> Instrucción dada A:
Enumera todas las personas y personajes que aparecen nombrados en el texto sobre el sincretismo.
> Instrucción dada B:
Prosigue el texto sobre el sincretismo y la ética a partir de su última oración.

> Texto proporcionado:
┌──

Este sincretismo exasperado es típico de los momentos de transición de una civilización a otra; no es casual que floreciera exuberante al final del Imperio romano y de la civilización antigua – época a la que la nuestra se parece cada vez más -, cuando prosperaban cultos supersticiosos de todo tipo y se fabricaban nuevos ídolos con los fragmentos de los agrietados dioses de todos los panteones. Aquella disolución encontró, entonces, en el cristianismo una nueva idea – fuerza capaz de dar sentido y unidad a lo real. Hoy en día no es posible saber si se podrá recomponer una unidad y qué idea del mundo podrá hacerlo; el mismo cristianismo, por primera vez, corre un fuerte peligro de desaparecer definitivamente.

La tendencia a reducirlo todo a algo facultativo es una defensa frente al trastorno de un mundo en el que objetivamente es cada vez más difícil decir qué es lo necesario y sustancial. Este nuevo sincretismo es distinto del sincretismo universal practicado desde siempre por todos, que ha hecho y hace suyas tanto la desesperación de Hamlet como la risa de los amantes de Boccaccio o la leticia de San Francisco. Cada uno toma, legítimamente, muchas cosas, incluso distintas y hasta opuestas, de todas partes, porque la vida no es dogma ni sistema, pero sólo se hace justicia a su creativa contradicción si se distinguen y respetan las diversidades en contraste, no si se las pasa por la batidora para obtener un confuso batiburrillo.

Toda elección ética concreta hunde sus raíces en el imprevisible caos de la existencia, en las vivencias de ese momento y ese individuo en concreto, pero ello no significa adecuar de antemano, cada vez, una ley moral a la situación. La ética existencial – ha escrito, en su defensa, el gran teólogo católico Karl Rahner – tiene apasionadamente en cuenta la irrepetible concreción de cada experiencia, pero es distinta de la pasiva y conformista ética de la situación, que se adapta simplemente a esta última. Simone Weil tenía una fe ardiente, pero algunas dudas acerca de ciertas afirmaciones de la Iglesia – ni siquiera fundamentales, pero tampoco facultativas – la llevaron a detenerse ante el umbral de ésta y a abstenerse, por respeto, de los sacramentos. Una actitud como ésta es mucho más religiosa que la de quien comulga sin saber siquiera si ha observado o no las normas prescritas para acercarse a la Eucaristía.

└──

> Muestra de datos:
┌──

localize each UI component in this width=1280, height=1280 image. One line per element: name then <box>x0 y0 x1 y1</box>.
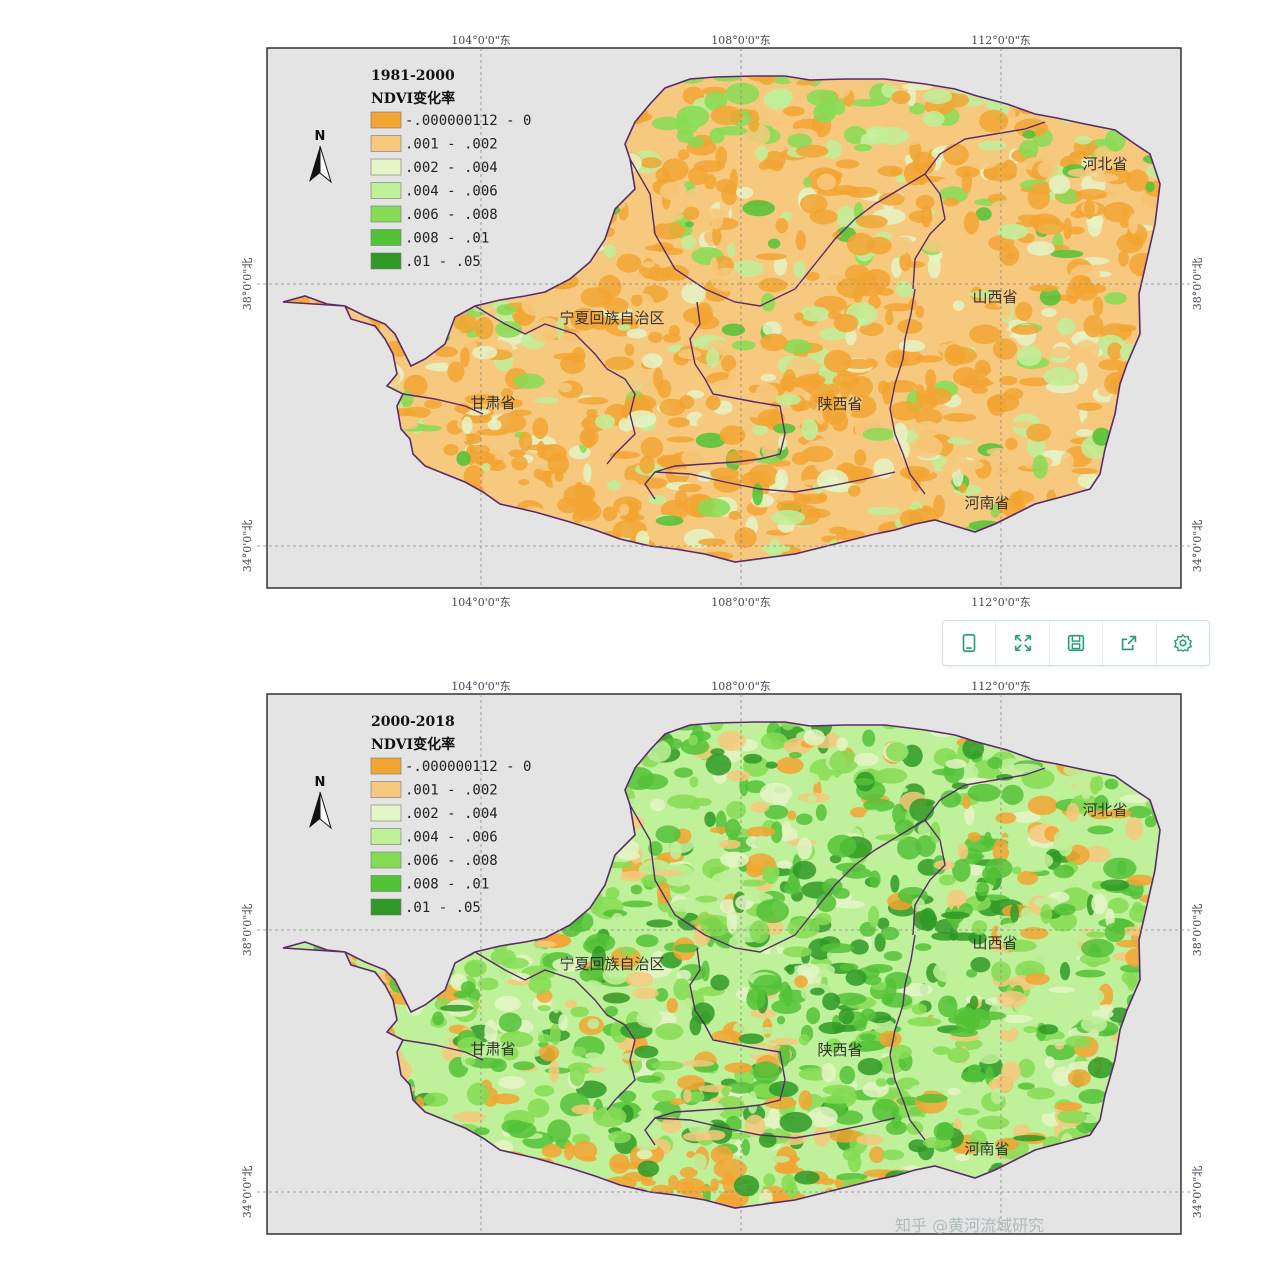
longitude-label-top: 104°0'0"东 <box>451 680 511 693</box>
province-label: 甘肃省 <box>470 1040 515 1058</box>
legend-swatch <box>370 875 402 892</box>
province-boundary <box>644 947 786 1146</box>
legend-label: .006 - .008 <box>405 207 498 223</box>
province-boundary <box>402 393 484 415</box>
province-boundary <box>654 471 896 493</box>
region-outline <box>282 75 1161 563</box>
save-icon <box>1067 634 1085 652</box>
legend: 1981-2000 NDVI变化率 -.000000112 - 0 .001 - .0… <box>370 68 531 270</box>
latitude-label-left: 38°0'0"北 <box>241 258 254 311</box>
province-label: 宁夏回族自治区 <box>559 955 664 973</box>
province-label: 宁夏回族自治区 <box>559 309 664 327</box>
legend-title: NDVI变化率 <box>371 90 455 107</box>
legend-label: .001 - .002 <box>405 137 498 153</box>
legend-swatch <box>370 229 402 246</box>
ndvi-map-2000-2018: 104°0'0"东 108°0'0"东 112°0'0"东 38°0'0"北 38°0'… <box>241 680 1204 1235</box>
legend-swatch <box>370 158 402 176</box>
province-boundary <box>402 1039 484 1061</box>
legend-swatch <box>370 135 402 152</box>
longitude-label-top: 104°0'0"东 <box>451 34 511 47</box>
province-boundary <box>474 951 636 1111</box>
province-boundary <box>474 305 636 465</box>
province-label: 陕西省 <box>817 395 862 413</box>
legend-swatch <box>370 804 402 822</box>
province-label: 河南省 <box>964 1140 1009 1158</box>
legend-label: -.000000112 - 0 <box>405 113 531 129</box>
legend-swatch <box>370 182 402 199</box>
legend-period: 1981-2000 <box>371 68 455 84</box>
longitude-label-top: 108°0'0"东 <box>711 680 771 693</box>
legend-label: .008 - .01 <box>405 231 489 247</box>
save-button[interactable] <box>1050 621 1104 665</box>
province-boundary <box>644 301 786 500</box>
province-boundary <box>629 121 1046 307</box>
svg-text:N: N <box>315 129 326 144</box>
watermark: 知乎 @黄河流域研究 <box>895 1216 1045 1235</box>
north-arrow-icon: N <box>309 775 332 830</box>
legend-label: .008 - .01 <box>405 877 489 893</box>
legend-swatch <box>370 828 402 845</box>
province-label: 甘肃省 <box>470 394 515 412</box>
province-label: 河北省 <box>1082 801 1127 819</box>
latitude-label-right: 38°0'0"北 <box>1191 258 1204 311</box>
province-label: 山西省 <box>972 934 1017 952</box>
province-label: 河南省 <box>964 494 1009 512</box>
fullscreen-icon <box>1014 634 1031 652</box>
province-label: 陕西省 <box>817 1041 862 1059</box>
share-icon <box>1122 635 1137 651</box>
province-boundary <box>654 1117 896 1139</box>
legend-label: .002 - .004 <box>405 160 498 176</box>
map-panel-2000-2018: 104°0'0"东 108°0'0"东 112°0'0"东 38°0'0"北 38°0'… <box>235 680 1215 1280</box>
region-outline <box>282 721 1161 1209</box>
legend-label: -.000000112 - 0 <box>405 759 531 775</box>
legend-label: .01 - .05 <box>405 254 481 270</box>
latitude-label-left: 34°0'0"北 <box>241 1166 254 1219</box>
province-boundary <box>629 767 1046 953</box>
image-toolbar <box>942 620 1210 666</box>
fullscreen-button[interactable] <box>996 621 1050 665</box>
province-boundary <box>889 288 926 495</box>
longitude-label-top: 112°0'0"东 <box>971 680 1031 693</box>
legend-swatch <box>370 252 402 270</box>
legend-swatch <box>370 205 402 223</box>
legend-label: .001 - .002 <box>405 783 498 799</box>
longitude-label-top: 112°0'0"东 <box>971 34 1031 47</box>
latitude-label-left: 38°0'0"北 <box>241 904 254 957</box>
longitude-label-bottom: 104°0'0"东 <box>451 596 511 609</box>
latitude-label-left: 34°0'0"北 <box>241 520 254 573</box>
map-panel-1981-2000: 104°0'0"东 108°0'0"东 112°0'0"东 104°0'0"东 108°… <box>235 34 1215 634</box>
svg-text:N: N <box>315 775 326 790</box>
tablet-icon <box>962 633 976 653</box>
province-label: 河北省 <box>1082 155 1127 173</box>
latitude-label-right: 38°0'0"北 <box>1191 904 1204 957</box>
tablet-view-button[interactable] <box>943 621 997 665</box>
legend-period: 2000-2018 <box>371 714 455 730</box>
ndvi-map-1981-2000: 104°0'0"东 108°0'0"东 112°0'0"东 104°0'0"东 108°… <box>241 34 1204 609</box>
legend-label: .006 - .008 <box>405 853 498 869</box>
legend-label: .004 - .006 <box>405 184 498 200</box>
settings-button[interactable] <box>1157 621 1209 665</box>
longitude-label-bottom: 112°0'0"东 <box>971 596 1031 609</box>
share-button[interactable] <box>1103 621 1157 665</box>
settings-icon <box>1173 633 1193 653</box>
longitude-label-bottom: 108°0'0"东 <box>711 596 771 609</box>
legend-label: .01 - .05 <box>405 900 481 916</box>
province-label: 山西省 <box>972 288 1017 306</box>
legend-label: .002 - .004 <box>405 806 498 822</box>
legend-swatch <box>370 111 402 129</box>
longitude-label-top: 108°0'0"东 <box>711 34 771 47</box>
latitude-label-right: 34°0'0"北 <box>1191 520 1204 573</box>
latitude-label-right: 34°0'0"北 <box>1191 1166 1204 1219</box>
legend-label: .004 - .006 <box>405 830 498 846</box>
legend: 2000-2018 NDVI变化率 -.000000112 - 0 .001 - .0… <box>370 714 531 916</box>
north-arrow-icon: N <box>309 129 332 184</box>
legend-swatch <box>370 757 402 775</box>
province-boundary <box>889 934 926 1141</box>
legend-title: NDVI变化率 <box>371 736 455 753</box>
province-boundary <box>912 173 946 290</box>
province-boundary <box>912 819 946 936</box>
legend-swatch <box>370 898 402 916</box>
legend-swatch <box>370 851 402 869</box>
legend-swatch <box>370 781 402 798</box>
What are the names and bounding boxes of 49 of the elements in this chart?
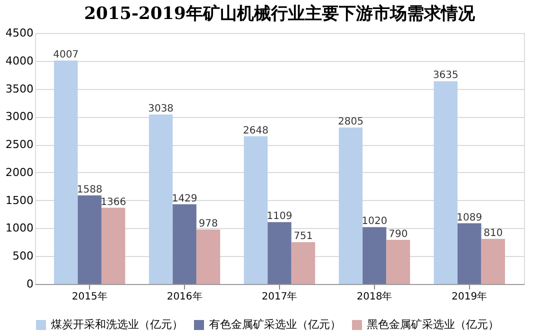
data-label: 3038 — [148, 104, 174, 115]
bar — [78, 195, 102, 284]
data-label: 1020 — [362, 216, 388, 228]
data-label: 978 — [198, 218, 218, 230]
y-tick-label: 3000 — [6, 110, 34, 124]
bar — [268, 222, 292, 284]
bar — [434, 81, 458, 284]
x-tick-label: 2015年 — [72, 290, 108, 302]
bar — [362, 227, 386, 284]
x-tick-label: 2019年 — [452, 290, 488, 302]
chart-title: 2015-2019年矿山机械行业主要下游市场需求情况 — [84, 4, 476, 24]
data-label: 1109 — [266, 211, 292, 222]
y-tick-label: 1500 — [6, 194, 34, 207]
x-tick-label: 2016年 — [166, 290, 202, 302]
bar — [458, 223, 482, 284]
bar — [148, 114, 173, 284]
y-tick-label: 3500 — [6, 82, 34, 96]
bar — [338, 128, 363, 284]
bar — [244, 136, 268, 284]
bar — [196, 229, 220, 284]
data-label: 4007 — [53, 50, 79, 60]
data-label: 1089 — [456, 212, 482, 224]
data-label: 2648 — [243, 125, 268, 136]
data-label: 1429 — [172, 193, 198, 204]
data-label: 751 — [294, 231, 313, 242]
legend-label: 黑色金属矿采选业（亿元） — [367, 318, 499, 331]
y-tick-label: 0 — [26, 278, 34, 290]
x-tick-label: 2018年 — [356, 290, 392, 302]
data-label: 1366 — [100, 196, 126, 208]
bar — [54, 60, 78, 284]
bar — [481, 238, 506, 284]
y-tick-label: 2500 — [6, 138, 34, 152]
bar — [291, 242, 316, 284]
data-label: 790 — [388, 228, 408, 240]
legend-label: 煤炭开采和洗选业（亿元） — [51, 318, 183, 331]
y-tick-label: 4500 — [6, 26, 34, 40]
y-tick-label: 2000 — [6, 166, 34, 179]
data-label: 810 — [484, 228, 503, 239]
y-tick-label: 4000 — [6, 54, 34, 68]
data-label: 2805 — [338, 116, 364, 128]
y-tick-label: 500 — [12, 250, 34, 263]
legend-label: 有色金属矿采选业（亿元） — [209, 318, 341, 331]
x-tick-label: 2017年 — [262, 290, 298, 302]
bar — [386, 240, 410, 284]
y-tick-label: 1000 — [6, 222, 34, 235]
data-label: 1588 — [76, 184, 102, 196]
bar — [172, 204, 196, 284]
data-label: 3635 — [432, 70, 458, 82]
bar — [101, 208, 126, 284]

└──

> Resultado esperado A:
Hamlet, Boccaccio, San Francisco, Karl Rahner y Simone Weil.

> Resultado esperado B:
Lo facultativo inspira, como es obvio, sobre todo las opciones morales, porque es particularmente cómodo elegir a placer entre los mandamientos y las prohibiciones; un eunuco aceptará convencido y con gusto las prohibiciones ascéticas y un rígido puritanismo, un borrachín suprimirá la gula de la lista de los pecados capitales y ningún evasor fiscal relacionará su forma de actuar con el séptimo mandamiento que impone no robar. La esfera de lo facultativo se extiende cada vez más, engloba un territorio tras otro. Ha invadido y está progresivamente invadiendo también el ámbito de la ley, de lo que impone – o tendría que imponer – con ineludible necesidad el Código Penal.

Las recientes vicisitudes, más o menos – en realidad siempre menos, es más, bastante poco – misteriosas en relación a los secuestros de personas, se relatan y comentan de una forma que, poco a poco, borra la distinción entre comportamientos lícitos e ilícitos o bien la achaca a la casualidad de la situación y al estado de ánimo, como aguando progresivamente el concepto mismo de delito en sus distintas gradaciones y especificaciones, definidas no ya por la certeza del derecho, sino por la precariedad de las circunstancias y los sentimientos. La zona moralmente gris – otra palabra que tiene mucho éxito y que se repite como una cantilena psicodélica – se extiende como una mancha de aceite y en la zona gris nada es debido o prohibido, sino que todo es facultativo, esto es lícito.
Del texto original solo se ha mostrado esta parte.